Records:
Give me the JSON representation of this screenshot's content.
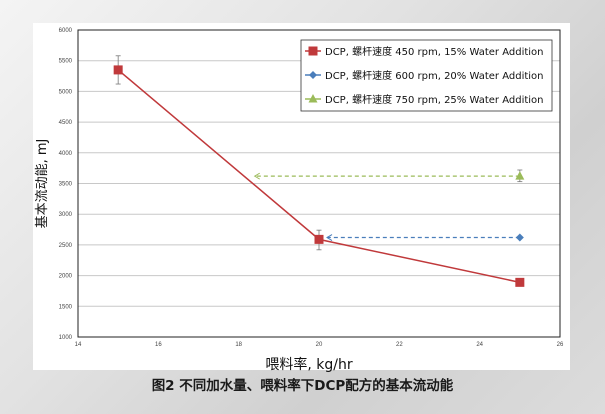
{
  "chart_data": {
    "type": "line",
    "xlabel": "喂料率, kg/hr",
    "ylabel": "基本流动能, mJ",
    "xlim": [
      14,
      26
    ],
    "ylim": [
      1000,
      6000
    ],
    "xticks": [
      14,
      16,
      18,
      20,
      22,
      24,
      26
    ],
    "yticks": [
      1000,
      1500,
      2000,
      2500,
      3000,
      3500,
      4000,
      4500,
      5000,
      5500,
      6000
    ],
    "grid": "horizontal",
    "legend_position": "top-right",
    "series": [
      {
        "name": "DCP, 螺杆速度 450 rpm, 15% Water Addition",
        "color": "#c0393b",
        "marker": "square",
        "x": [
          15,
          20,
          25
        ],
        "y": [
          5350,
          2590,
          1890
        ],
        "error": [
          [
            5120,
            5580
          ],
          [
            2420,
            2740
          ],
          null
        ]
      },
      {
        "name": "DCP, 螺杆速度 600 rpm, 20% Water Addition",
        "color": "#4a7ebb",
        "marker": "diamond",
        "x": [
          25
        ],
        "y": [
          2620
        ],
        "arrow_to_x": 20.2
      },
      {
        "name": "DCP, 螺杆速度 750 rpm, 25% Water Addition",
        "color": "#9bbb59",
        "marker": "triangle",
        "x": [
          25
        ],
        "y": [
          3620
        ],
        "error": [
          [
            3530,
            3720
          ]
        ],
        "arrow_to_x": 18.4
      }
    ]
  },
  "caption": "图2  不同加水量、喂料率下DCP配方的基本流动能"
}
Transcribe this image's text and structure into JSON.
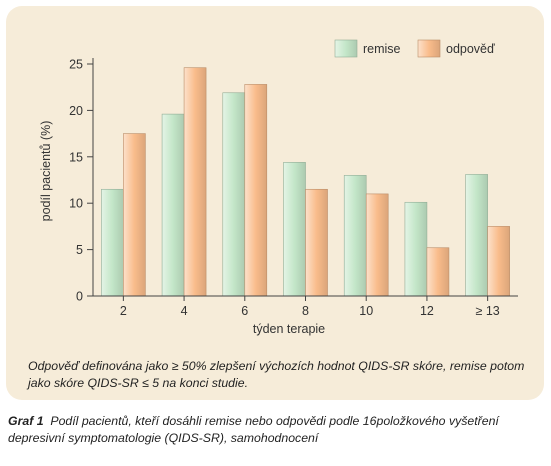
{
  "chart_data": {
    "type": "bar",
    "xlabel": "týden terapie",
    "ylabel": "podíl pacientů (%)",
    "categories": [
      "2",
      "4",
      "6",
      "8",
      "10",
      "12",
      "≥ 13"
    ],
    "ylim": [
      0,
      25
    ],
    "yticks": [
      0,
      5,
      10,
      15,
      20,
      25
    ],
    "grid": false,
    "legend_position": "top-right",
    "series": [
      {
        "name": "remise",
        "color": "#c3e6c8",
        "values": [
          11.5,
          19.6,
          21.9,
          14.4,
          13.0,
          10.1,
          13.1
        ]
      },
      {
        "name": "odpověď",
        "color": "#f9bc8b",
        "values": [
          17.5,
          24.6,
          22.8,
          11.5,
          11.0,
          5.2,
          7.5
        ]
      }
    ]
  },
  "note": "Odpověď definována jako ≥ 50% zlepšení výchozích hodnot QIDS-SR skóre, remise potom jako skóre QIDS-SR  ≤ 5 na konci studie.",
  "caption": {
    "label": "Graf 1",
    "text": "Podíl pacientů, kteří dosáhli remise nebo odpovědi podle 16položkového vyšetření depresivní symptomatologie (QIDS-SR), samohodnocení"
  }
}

**Do this**
All of the records above must be copied exactly, except for the pictures.

**The reply**
Give me the JSON representation of this screenshot's content.
{
  "chart_data": {
    "type": "line",
    "xlabel": "喂料率, kg/hr",
    "ylabel": "基本流动能, mJ",
    "xlim": [
      14,
      26
    ],
    "ylim": [
      1000,
      6000
    ],
    "xticks": [
      14,
      16,
      18,
      20,
      22,
      24,
      26
    ],
    "yticks": [
      1000,
      1500,
      2000,
      2500,
      3000,
      3500,
      4000,
      4500,
      5000,
      5500,
      6000
    ],
    "grid": "horizontal",
    "legend_position": "top-right",
    "series": [
      {
        "name": "DCP, 螺杆速度 450 rpm, 15% Water Addition",
        "color": "#c0393b",
        "marker": "square",
        "x": [
          15,
          20,
          25
        ],
        "y": [
          5350,
          2590,
          1890
        ],
        "error": [
          [
            5120,
            5580
          ],
          [
            2420,
            2740
          ],
          null
        ]
      },
      {
        "name": "DCP, 螺杆速度 600 rpm, 20% Water Addition",
        "color": "#4a7ebb",
        "marker": "diamond",
        "x": [
          25
        ],
        "y": [
          2620
        ],
        "arrow_to_x": 20.2
      },
      {
        "name": "DCP, 螺杆速度 750 rpm, 25% Water Addition",
        "color": "#9bbb59",
        "marker": "triangle",
        "x": [
          25
        ],
        "y": [
          3620
        ],
        "error": [
          [
            3530,
            3720
          ]
        ],
        "arrow_to_x": 18.4
      }
    ]
  },
  "caption": "图2  不同加水量、喂料率下DCP配方的基本流动能"
}
Transcribe this image's text and structure into JSON.
{
  "chart_data": {
    "type": "bar",
    "xlabel": "týden terapie",
    "ylabel": "podíl pacientů (%)",
    "categories": [
      "2",
      "4",
      "6",
      "8",
      "10",
      "12",
      "≥ 13"
    ],
    "ylim": [
      0,
      25
    ],
    "yticks": [
      0,
      5,
      10,
      15,
      20,
      25
    ],
    "grid": false,
    "legend_position": "top-right",
    "series": [
      {
        "name": "remise",
        "color": "#c3e6c8",
        "values": [
          11.5,
          19.6,
          21.9,
          14.4,
          13.0,
          10.1,
          13.1
        ]
      },
      {
        "name": "odpověď",
        "color": "#f9bc8b",
        "values": [
          17.5,
          24.6,
          22.8,
          11.5,
          11.0,
          5.2,
          7.5
        ]
      }
    ]
  },
  "note": "Odpověď definována jako ≥ 50% zlepšení výchozích hodnot QIDS-SR skóre, remise potom jako skóre QIDS-SR  ≤ 5 na konci studie.",
  "caption": {
    "label": "Graf 1",
    "text": "Podíl pacientů, kteří dosáhli remise nebo odpovědi podle 16položkového vyšetření depresivní symptomatologie (QIDS-SR), samohodnocení"
  }
}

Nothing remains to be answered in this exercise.